## [Written problem]
Extract the complete listing and repeat it word for word.

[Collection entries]
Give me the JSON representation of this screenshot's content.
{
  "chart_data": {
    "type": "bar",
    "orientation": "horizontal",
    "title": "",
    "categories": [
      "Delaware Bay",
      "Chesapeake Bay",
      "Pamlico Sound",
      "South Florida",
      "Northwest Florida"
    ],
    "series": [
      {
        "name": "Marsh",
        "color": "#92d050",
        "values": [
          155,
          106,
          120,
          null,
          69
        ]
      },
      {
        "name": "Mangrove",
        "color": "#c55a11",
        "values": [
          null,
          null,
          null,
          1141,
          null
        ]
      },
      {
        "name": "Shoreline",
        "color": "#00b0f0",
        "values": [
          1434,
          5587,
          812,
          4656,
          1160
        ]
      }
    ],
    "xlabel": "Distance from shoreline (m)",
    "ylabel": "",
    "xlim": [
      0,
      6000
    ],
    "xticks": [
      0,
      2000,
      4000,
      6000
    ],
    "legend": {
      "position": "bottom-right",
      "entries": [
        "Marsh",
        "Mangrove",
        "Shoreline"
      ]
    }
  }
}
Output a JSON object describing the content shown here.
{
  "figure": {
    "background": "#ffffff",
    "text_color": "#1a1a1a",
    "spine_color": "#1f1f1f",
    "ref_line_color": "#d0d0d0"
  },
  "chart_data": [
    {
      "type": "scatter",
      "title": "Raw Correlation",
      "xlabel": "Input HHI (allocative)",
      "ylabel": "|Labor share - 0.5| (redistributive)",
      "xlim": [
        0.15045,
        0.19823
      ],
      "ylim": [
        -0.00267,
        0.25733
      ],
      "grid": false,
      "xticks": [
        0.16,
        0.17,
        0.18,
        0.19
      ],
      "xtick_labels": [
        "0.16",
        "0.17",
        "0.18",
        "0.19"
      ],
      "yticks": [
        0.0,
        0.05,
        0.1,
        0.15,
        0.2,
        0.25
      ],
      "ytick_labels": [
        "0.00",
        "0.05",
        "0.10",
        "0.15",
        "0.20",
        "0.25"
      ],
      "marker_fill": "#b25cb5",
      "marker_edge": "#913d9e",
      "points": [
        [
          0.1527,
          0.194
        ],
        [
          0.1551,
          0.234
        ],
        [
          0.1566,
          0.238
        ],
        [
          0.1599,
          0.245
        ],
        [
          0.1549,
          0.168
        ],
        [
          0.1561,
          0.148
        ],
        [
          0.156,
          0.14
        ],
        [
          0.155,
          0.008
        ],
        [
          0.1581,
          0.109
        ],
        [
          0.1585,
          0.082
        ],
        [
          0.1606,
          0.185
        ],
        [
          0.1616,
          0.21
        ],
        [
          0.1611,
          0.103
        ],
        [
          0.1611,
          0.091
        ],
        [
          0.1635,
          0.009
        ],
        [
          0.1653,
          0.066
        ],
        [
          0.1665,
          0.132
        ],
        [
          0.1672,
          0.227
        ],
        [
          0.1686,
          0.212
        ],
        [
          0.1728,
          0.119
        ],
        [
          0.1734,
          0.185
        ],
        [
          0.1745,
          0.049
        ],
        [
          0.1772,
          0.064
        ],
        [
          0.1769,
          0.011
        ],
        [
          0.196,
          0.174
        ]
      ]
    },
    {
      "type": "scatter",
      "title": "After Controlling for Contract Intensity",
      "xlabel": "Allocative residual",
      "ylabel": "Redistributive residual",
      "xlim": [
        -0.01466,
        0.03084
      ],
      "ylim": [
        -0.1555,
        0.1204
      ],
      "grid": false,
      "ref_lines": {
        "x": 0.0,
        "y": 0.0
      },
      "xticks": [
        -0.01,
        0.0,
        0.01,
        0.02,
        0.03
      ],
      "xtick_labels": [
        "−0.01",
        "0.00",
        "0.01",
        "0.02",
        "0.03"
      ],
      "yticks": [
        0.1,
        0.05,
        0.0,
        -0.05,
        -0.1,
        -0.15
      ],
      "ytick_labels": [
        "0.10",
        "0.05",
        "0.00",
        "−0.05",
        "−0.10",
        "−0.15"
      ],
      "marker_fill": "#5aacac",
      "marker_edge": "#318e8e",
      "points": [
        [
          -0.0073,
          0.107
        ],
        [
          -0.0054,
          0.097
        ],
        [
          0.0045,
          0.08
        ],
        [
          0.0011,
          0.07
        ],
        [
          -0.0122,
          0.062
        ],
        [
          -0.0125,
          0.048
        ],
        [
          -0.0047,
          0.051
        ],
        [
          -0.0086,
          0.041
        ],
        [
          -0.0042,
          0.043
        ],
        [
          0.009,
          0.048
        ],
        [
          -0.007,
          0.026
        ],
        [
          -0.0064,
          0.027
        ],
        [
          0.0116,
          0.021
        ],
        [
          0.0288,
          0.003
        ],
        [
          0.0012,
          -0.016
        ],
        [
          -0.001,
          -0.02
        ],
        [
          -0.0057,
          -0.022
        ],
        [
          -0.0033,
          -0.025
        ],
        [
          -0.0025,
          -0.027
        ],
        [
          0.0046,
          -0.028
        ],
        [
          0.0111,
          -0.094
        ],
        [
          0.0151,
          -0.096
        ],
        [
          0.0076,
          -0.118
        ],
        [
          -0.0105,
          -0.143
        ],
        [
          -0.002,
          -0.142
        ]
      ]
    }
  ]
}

## [Output]
Give me the JSON representation of this screenshot's content.
{
  "chart_data": {
    "type": "bar",
    "orientation": "horizontal",
    "title": "",
    "categories": [
      "Delaware Bay",
      "Chesapeake Bay",
      "Pamlico Sound",
      "South Florida",
      "Northwest Florida"
    ],
    "series": [
      {
        "name": "Marsh",
        "color": "#92d050",
        "values": [
          155,
          106,
          120,
          null,
          69
        ]
      },
      {
        "name": "Mangrove",
        "color": "#c55a11",
        "values": [
          null,
          null,
          null,
          1141,
          null
        ]
      },
      {
        "name": "Shoreline",
        "color": "#00b0f0",
        "values": [
          1434,
          5587,
          812,
          4656,
          1160
        ]
      }
    ],
    "xlabel": "Distance from shoreline (m)",
    "ylabel": "",
    "xlim": [
      0,
      6000
    ],
    "xticks": [
      0,
      2000,
      4000,
      6000
    ],
    "legend": {
      "position": "bottom-right",
      "entries": [
        "Marsh",
        "Mangrove",
        "Shoreline"
      ]
    }
  }
}
Output a JSON object describing the content shown here.
{
  "figure": {
    "background": "#ffffff",
    "text_color": "#1a1a1a",
    "spine_color": "#1f1f1f",
    "ref_line_color": "#d0d0d0"
  },
  "chart_data": [
    {
      "type": "scatter",
      "title": "Raw Correlation",
      "xlabel": "Input HHI (allocative)",
      "ylabel": "|Labor share - 0.5| (redistributive)",
      "xlim": [
        0.15045,
        0.19823
      ],
      "ylim": [
        -0.00267,
        0.25733
      ],
      "grid": false,
      "xticks": [
        0.16,
        0.17,
        0.18,
        0.19
      ],
      "xtick_labels": [
        "0.16",
        "0.17",
        "0.18",
        "0.19"
      ],
      "yticks": [
        0.0,
        0.05,
        0.1,
        0.15,
        0.2,
        0.25
      ],
      "ytick_labels": [
        "0.00",
        "0.05",
        "0.10",
        "0.15",
        "0.20",
        "0.25"
      ],
      "marker_fill": "#b25cb5",
      "marker_edge": "#913d9e",
      "points": [
        [
          0.1527,
          0.194
        ],
        [
          0.1551,
          0.234
        ],
        [
          0.1566,
          0.238
        ],
        [
          0.1599,
          0.245
        ],
        [
          0.1549,
          0.168
        ],
        [
          0.1561,
          0.148
        ],
        [
          0.156,
          0.14
        ],
        [
          0.155,
          0.008
        ],
        [
          0.1581,
          0.109
        ],
        [
          0.1585,
          0.082
        ],
        [
          0.1606,
          0.185
        ],
        [
          0.1616,
          0.21
        ],
        [
          0.1611,
          0.103
        ],
        [
          0.1611,
          0.091
        ],
        [
          0.1635,
          0.009
        ],
        [
          0.1653,
          0.066
        ],
        [
          0.1665,
          0.132
        ],
        [
          0.1672,
          0.227
        ],
        [
          0.1686,
          0.212
        ],
        [
          0.1728,
          0.119
        ],
        [
          0.1734,
          0.185
        ],
        [
          0.1745,
          0.049
        ],
        [
          0.1772,
          0.064
        ],
        [
          0.1769,
          0.011
        ],
        [
          0.196,
          0.174
        ]
      ]
    },
    {
      "type": "scatter",
      "title": "After Controlling for Contract Intensity",
      "xlabel": "Allocative residual",
      "ylabel": "Redistributive residual",
      "xlim": [
        -0.01466,
        0.03084
      ],
      "ylim": [
        -0.1555,
        0.1204
      ],
      "grid": false,
      "ref_lines": {
        "x": 0.0,
        "y": 0.0
      },
      "xticks": [
        -0.01,
        0.0,
        0.01,
        0.02,
        0.03
      ],
      "xtick_labels": [
        "−0.01",
        "0.00",
        "0.01",
        "0.02",
        "0.03"
      ],
      "yticks": [
        0.1,
        0.05,
        0.0,
        -0.05,
        -0.1,
        -0.15
      ],
      "ytick_labels": [
        "0.10",
        "0.05",
        "0.00",
        "−0.05",
        "−0.10",
        "−0.15"
      ],
      "marker_fill": "#5aacac",
      "marker_edge": "#318e8e",
      "points": [
        [
          -0.0073,
          0.107
        ],
        [
          -0.0054,
          0.097
        ],
        [
          0.0045,
          0.08
        ],
        [
          0.0011,
          0.07
        ],
        [
          -0.0122,
          0.062
        ],
        [
          -0.0125,
          0.048
        ],
        [
          -0.0047,
          0.051
        ],
        [
          -0.0086,
          0.041
        ],
        [
          -0.0042,
          0.043
        ],
        [
          0.009,
          0.048
        ],
        [
          -0.007,
          0.026
        ],
        [
          -0.0064,
          0.027
        ],
        [
          0.0116,
          0.021
        ],
        [
          0.0288,
          0.003
        ],
        [
          0.0012,
          -0.016
        ],
        [
          -0.001,
          -0.02
        ],
        [
          -0.0057,
          -0.022
        ],
        [
          -0.0033,
          -0.025
        ],
        [
          -0.0025,
          -0.027
        ],
        [
          0.0046,
          -0.028
        ],
        [
          0.0111,
          -0.094
        ],
        [
          0.0151,
          -0.096
        ],
        [
          0.0076,
          -0.118
        ],
        [
          -0.0105,
          -0.143
        ],
        [
          -0.002,
          -0.142
        ]
      ]
    }
  ]
}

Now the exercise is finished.